(Collected data)
+++

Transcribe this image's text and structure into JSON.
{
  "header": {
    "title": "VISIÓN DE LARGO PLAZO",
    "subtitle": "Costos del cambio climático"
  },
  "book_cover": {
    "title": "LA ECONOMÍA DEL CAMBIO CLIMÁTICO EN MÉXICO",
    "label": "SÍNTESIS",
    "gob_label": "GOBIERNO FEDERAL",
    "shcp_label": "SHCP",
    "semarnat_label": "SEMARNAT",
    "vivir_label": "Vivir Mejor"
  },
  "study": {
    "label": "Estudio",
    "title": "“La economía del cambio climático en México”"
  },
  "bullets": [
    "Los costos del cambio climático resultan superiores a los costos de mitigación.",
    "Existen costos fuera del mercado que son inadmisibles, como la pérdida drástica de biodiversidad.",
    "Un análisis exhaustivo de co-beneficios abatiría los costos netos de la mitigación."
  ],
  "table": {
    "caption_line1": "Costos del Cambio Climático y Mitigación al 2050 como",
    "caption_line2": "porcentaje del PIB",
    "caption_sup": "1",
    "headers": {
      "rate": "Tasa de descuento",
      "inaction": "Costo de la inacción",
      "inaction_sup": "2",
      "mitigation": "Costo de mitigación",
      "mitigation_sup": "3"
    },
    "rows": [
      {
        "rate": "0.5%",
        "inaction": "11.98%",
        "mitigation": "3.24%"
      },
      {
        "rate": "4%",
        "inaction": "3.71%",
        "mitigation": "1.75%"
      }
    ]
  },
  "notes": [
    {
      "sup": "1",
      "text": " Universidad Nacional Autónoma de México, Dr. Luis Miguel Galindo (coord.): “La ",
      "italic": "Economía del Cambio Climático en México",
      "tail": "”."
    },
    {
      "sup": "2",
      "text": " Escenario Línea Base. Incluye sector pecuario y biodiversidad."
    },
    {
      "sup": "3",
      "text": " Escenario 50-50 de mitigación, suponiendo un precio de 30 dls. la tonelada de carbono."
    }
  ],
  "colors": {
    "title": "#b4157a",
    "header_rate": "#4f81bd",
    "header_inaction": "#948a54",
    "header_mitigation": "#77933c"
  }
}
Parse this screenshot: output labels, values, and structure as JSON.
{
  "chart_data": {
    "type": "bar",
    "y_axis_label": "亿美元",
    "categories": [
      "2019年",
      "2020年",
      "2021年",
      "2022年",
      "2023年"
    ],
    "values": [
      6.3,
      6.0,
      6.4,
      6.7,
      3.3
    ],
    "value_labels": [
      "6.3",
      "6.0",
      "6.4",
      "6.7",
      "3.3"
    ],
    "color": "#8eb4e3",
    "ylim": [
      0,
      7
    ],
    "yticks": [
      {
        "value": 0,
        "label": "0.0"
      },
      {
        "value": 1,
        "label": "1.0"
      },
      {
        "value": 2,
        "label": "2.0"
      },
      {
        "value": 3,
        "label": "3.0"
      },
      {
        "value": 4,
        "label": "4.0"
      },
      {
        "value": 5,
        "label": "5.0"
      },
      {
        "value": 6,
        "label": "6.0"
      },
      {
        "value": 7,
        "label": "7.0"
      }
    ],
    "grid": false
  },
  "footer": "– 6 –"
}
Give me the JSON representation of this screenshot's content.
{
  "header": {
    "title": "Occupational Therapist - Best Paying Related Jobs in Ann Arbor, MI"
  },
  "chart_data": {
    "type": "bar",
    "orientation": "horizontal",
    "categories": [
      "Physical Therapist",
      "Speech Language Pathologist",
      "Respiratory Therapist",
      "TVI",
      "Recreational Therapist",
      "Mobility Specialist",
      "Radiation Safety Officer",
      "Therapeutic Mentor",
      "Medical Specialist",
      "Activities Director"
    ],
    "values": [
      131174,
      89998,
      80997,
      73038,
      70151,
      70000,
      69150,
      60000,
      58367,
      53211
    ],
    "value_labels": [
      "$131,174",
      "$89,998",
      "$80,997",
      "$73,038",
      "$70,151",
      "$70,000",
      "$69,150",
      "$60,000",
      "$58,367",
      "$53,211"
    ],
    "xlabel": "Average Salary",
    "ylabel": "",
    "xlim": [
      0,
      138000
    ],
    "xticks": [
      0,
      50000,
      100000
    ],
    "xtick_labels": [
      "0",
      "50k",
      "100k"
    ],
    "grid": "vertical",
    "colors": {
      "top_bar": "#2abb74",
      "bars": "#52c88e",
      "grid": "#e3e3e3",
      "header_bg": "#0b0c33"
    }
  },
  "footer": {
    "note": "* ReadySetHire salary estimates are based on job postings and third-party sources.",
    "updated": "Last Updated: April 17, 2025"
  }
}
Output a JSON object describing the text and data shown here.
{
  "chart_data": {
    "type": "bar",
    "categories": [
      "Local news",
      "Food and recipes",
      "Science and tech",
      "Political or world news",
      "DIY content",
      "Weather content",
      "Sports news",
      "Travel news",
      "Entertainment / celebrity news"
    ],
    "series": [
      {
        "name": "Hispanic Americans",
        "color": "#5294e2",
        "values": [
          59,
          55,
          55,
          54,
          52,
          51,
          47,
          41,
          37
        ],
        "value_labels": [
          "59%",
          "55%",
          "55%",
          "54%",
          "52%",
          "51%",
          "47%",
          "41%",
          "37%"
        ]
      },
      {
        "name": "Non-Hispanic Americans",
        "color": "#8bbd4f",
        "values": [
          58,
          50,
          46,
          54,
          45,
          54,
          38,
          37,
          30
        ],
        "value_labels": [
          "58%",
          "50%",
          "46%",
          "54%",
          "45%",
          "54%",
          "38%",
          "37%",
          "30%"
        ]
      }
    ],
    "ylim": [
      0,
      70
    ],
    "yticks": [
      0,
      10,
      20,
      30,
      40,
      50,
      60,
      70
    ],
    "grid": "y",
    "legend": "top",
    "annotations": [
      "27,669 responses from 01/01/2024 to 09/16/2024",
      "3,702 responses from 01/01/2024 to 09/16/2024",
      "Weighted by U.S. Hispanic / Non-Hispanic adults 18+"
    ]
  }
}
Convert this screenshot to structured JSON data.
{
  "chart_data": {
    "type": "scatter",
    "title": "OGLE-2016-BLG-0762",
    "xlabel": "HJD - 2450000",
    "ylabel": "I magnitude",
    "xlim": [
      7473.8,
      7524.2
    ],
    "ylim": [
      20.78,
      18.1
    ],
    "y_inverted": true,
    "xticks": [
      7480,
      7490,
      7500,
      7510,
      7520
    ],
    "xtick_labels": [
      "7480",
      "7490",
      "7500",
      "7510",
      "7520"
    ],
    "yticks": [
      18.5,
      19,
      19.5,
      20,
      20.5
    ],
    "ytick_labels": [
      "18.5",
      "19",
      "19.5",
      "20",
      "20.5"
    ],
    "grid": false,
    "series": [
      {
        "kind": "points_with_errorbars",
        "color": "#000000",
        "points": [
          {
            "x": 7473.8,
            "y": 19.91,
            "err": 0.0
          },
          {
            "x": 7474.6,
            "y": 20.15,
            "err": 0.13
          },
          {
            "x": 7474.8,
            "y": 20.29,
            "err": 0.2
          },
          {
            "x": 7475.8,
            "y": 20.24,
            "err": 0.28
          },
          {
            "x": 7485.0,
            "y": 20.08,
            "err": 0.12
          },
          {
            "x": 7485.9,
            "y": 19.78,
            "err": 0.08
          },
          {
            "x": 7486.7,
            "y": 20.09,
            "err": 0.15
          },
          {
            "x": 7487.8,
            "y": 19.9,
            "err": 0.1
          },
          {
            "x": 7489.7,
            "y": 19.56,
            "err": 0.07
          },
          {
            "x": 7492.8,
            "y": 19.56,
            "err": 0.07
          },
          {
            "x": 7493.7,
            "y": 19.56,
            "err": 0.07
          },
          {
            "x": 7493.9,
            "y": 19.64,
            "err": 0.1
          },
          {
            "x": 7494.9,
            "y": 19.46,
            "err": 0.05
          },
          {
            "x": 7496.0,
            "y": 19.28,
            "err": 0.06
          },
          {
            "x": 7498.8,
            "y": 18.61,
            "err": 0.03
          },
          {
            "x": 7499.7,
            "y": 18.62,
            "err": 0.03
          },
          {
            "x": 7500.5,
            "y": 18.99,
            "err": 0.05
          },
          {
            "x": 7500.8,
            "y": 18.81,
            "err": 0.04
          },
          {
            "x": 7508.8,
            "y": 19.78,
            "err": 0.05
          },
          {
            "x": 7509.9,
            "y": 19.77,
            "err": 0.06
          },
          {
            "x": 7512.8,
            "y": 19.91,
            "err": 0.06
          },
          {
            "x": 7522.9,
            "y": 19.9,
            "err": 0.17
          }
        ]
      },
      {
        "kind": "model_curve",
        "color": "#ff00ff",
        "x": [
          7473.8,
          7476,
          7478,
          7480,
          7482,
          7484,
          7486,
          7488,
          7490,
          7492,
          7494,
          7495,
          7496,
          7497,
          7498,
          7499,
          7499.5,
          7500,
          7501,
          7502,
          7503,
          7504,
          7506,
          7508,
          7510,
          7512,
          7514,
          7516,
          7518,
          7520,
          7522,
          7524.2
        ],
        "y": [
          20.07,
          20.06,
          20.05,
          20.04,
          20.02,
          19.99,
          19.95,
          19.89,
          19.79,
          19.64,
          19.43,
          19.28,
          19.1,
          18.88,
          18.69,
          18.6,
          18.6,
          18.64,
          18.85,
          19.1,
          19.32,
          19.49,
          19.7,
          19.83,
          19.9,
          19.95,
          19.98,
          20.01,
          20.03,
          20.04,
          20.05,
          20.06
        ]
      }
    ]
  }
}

+++

DIRECTION: Go through the listing above and return every line where the word "JSON" occurs.

SOLUTION TO THIS TASK:
Transcribe this image's text and structure into JSON.
Parse this screenshot: output labels, values, and structure as JSON.
Give me the JSON representation of this screenshot's content.
Output a JSON object describing the text and data shown here.
Convert this screenshot to structured JSON data.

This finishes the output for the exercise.